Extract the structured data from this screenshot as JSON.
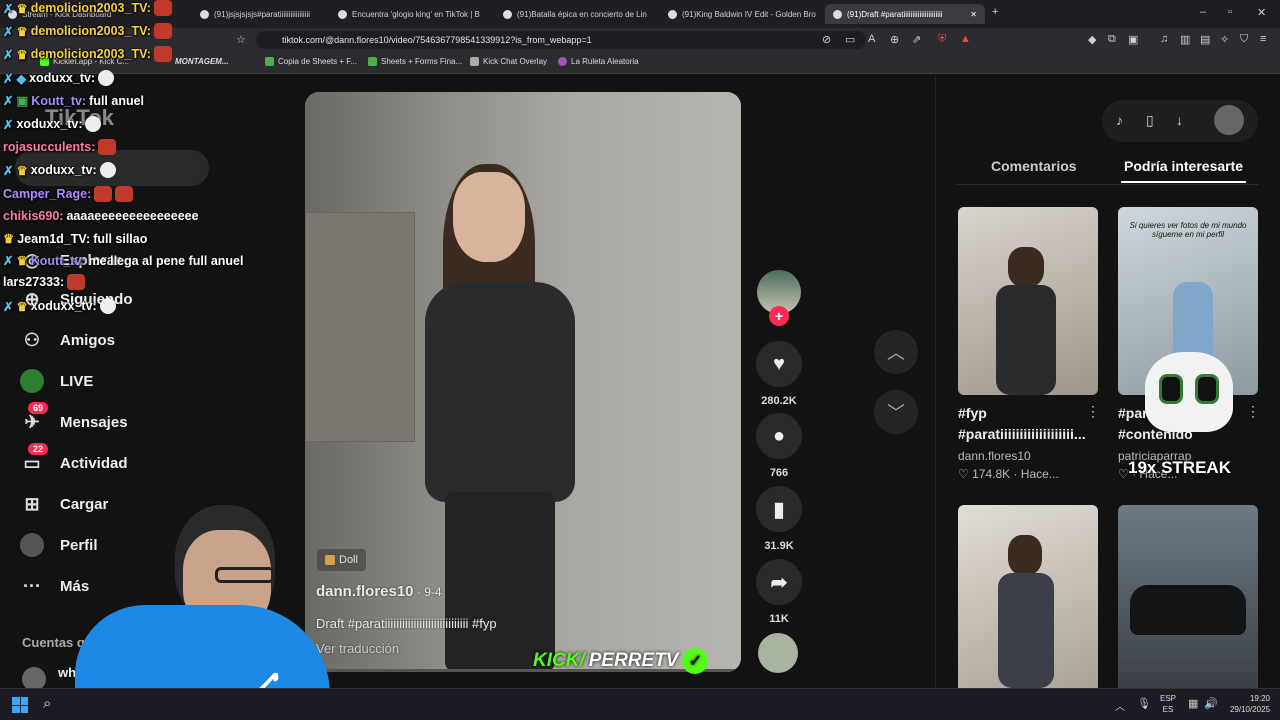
{
  "tabs": [
    {
      "label": "Stream - Kick Dashboard"
    },
    {
      "label": "(91)jsjsjsjsjs#paratiiiiiiiiiiiiiiiii"
    },
    {
      "label": "Encuentra 'glogio king' en TikTok | B"
    },
    {
      "label": "(91)Batalla épica en concierto de Lin"
    },
    {
      "label": "(91)King Baldwin IV Edit - Golden Bro"
    },
    {
      "label": "(91)Draft #paratiiiiiiiiiiiiiiiiiiiiii"
    }
  ],
  "address": {
    "url": "tiktok.com/@dann.flores10/video/7546367798541339912?is_from_webapp=1"
  },
  "bookmarks": [
    "Kicklet.app - Kick C...",
    "MONTAGEM...",
    "Copia de Sheets + F...",
    "Sheets + Forms Fina...",
    "Kick Chat Overlay",
    "La Ruleta Aleatoria"
  ],
  "chat": [
    {
      "user": "demolicion2003_TV:",
      "msg": "",
      "color": "#f4d03f"
    },
    {
      "user": "demolicion2003_TV:",
      "msg": "",
      "color": "#f4d03f"
    },
    {
      "user": "demolicion2003_TV:",
      "msg": "",
      "color": "#f4d03f"
    },
    {
      "user": "xoduxx_tv:",
      "msg": "",
      "color": "#ffffff"
    },
    {
      "user": "Koutt_tv:",
      "msg": "full anuel",
      "color": "#a78bfa"
    },
    {
      "user": "xoduxx_tv:",
      "msg": "",
      "color": "#ffffff"
    },
    {
      "user": "rojasucculents:",
      "msg": "",
      "color": "#ff7aa8"
    },
    {
      "user": "xoduxx_tv:",
      "msg": "",
      "color": "#ffffff"
    },
    {
      "user": "Camper_Rage:",
      "msg": "",
      "color": "#b388ff"
    },
    {
      "user": "chikis690:",
      "msg": "aaaaeeeeeeeeeeeeeee",
      "color": "#ff7aa8"
    },
    {
      "user": "Jeam1d_TV:",
      "msg": "full sillao",
      "color": "#ffffff"
    },
    {
      "user": "Koutt_tv:",
      "msg": "me llega al pene full anuel",
      "color": "#a78bfa"
    },
    {
      "user": "lars27333:",
      "msg": "",
      "color": "#ffffff"
    },
    {
      "user": "xoduxx_tv:",
      "msg": "",
      "color": "#ffffff"
    }
  ],
  "sidebar": {
    "logo": "TikTok",
    "items": [
      {
        "label": "Explorar"
      },
      {
        "label": "Siguiendo"
      },
      {
        "label": "Amigos"
      },
      {
        "label": "LIVE"
      },
      {
        "label": "Mensajes",
        "badge": "69"
      },
      {
        "label": "Actividad",
        "badge": "22"
      },
      {
        "label": "Cargar"
      },
      {
        "label": "Perfil"
      },
      {
        "label": "Más"
      }
    ],
    "following_header": "Cuentas que",
    "following_user": "whit"
  },
  "video": {
    "sound_tag": "Doll",
    "author": "dann.flores10",
    "date": " · 9-4",
    "caption": "Draft #paratiiiiiiiiiiiiiiiiiiiiiiiiiiiii #fyp",
    "translate": "Ver traducción"
  },
  "actions": [
    {
      "icon": "heart-icon",
      "count": "280.2K"
    },
    {
      "icon": "comment-icon",
      "count": "766"
    },
    {
      "icon": "bookmark-icon",
      "count": "31.9K"
    },
    {
      "icon": "share-icon",
      "count": "11K"
    }
  ],
  "panel": {
    "tab_comments": "Comentarios",
    "tab_interest": "Podría interesarte",
    "cards": [
      {
        "title": "#fyp",
        "subtitle": "#paratiiiiiiiiiiiiiiiiiii...",
        "user": "dann.flores10",
        "stats": "174.8K · Hace..."
      },
      {
        "title": "#parati",
        "subtitle": "#contenido",
        "user": "patriciaparrap",
        "stats": "· Hace...",
        "overlay_text": "Si quieres ver fotos de mi mundo sígueme en mi perfil"
      }
    ]
  },
  "overlay": {
    "streak": "19x STREAK",
    "kick_prefix": "KICK/",
    "kick_name": "PERRETV"
  },
  "taskbar": {
    "lang1": "ESP",
    "lang2": "ES",
    "time": "19:20",
    "date": "29/10/2025"
  },
  "colors": {
    "tiktok_red": "#fe2c55",
    "kick_green": "#53fc18"
  }
}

What you will do => Give only the number of lines in the material above that include the word "Draft".

Task response => 2